SHORT PROBLEM:
Leave out the pictures and copy the remaining records exactly.

********

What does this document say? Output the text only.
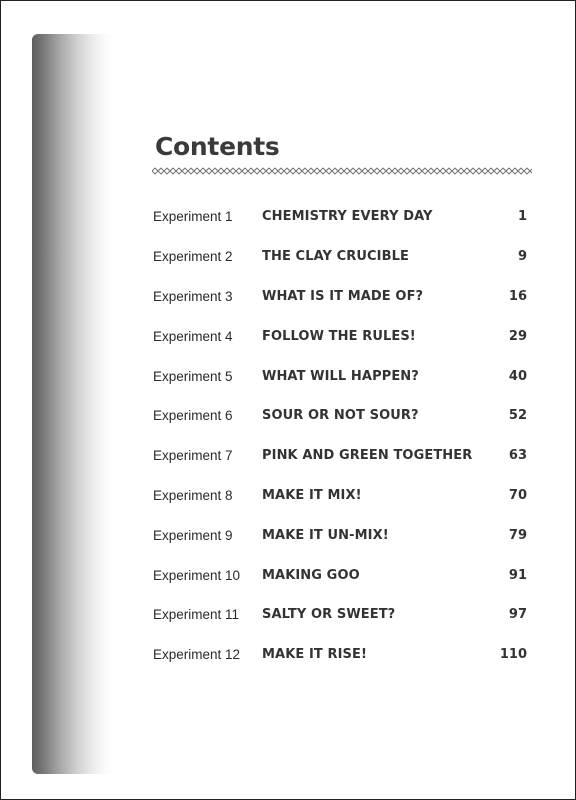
Contents
Experiment 1	CHEMISTRY EVERY DAY	1
Experiment 2	THE CLAY CRUCIBLE	9
Experiment 3	WHAT IS IT MADE OF?	16
Experiment 4	FOLLOW THE RULES!	29
Experiment 5	WHAT WILL HAPPEN?	40
Experiment 6	SOUR OR NOT SOUR?	52
Experiment 7	PINK AND GREEN TOGETHER	63
Experiment 8	MAKE IT MIX!	70
Experiment 9	MAKE IT UN-MIX!	79
Experiment 10	MAKING GOO	91
Experiment 11	SALTY OR SWEET?	97
Experiment 12	MAKE IT RISE!	110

********

RESULT FOR THIS EXERCISE:
What does this document say? Output the text only.
Contents
Experiment 1	CHEMISTRY EVERY DAY	1
Experiment 2	THE CLAY CRUCIBLE	9
Experiment 3	WHAT IS IT MADE OF?	16
Experiment 4	FOLLOW THE RULES!	29
Experiment 5	WHAT WILL HAPPEN?	40
Experiment 6	SOUR OR NOT SOUR?	52
Experiment 7	PINK AND GREEN TOGETHER	63
Experiment 8	MAKE IT MIX!	70
Experiment 9	MAKE IT UN-MIX!	79
Experiment 10	MAKING GOO	91
Experiment 11	SALTY OR SWEET?	97
Experiment 12	MAKE IT RISE!	110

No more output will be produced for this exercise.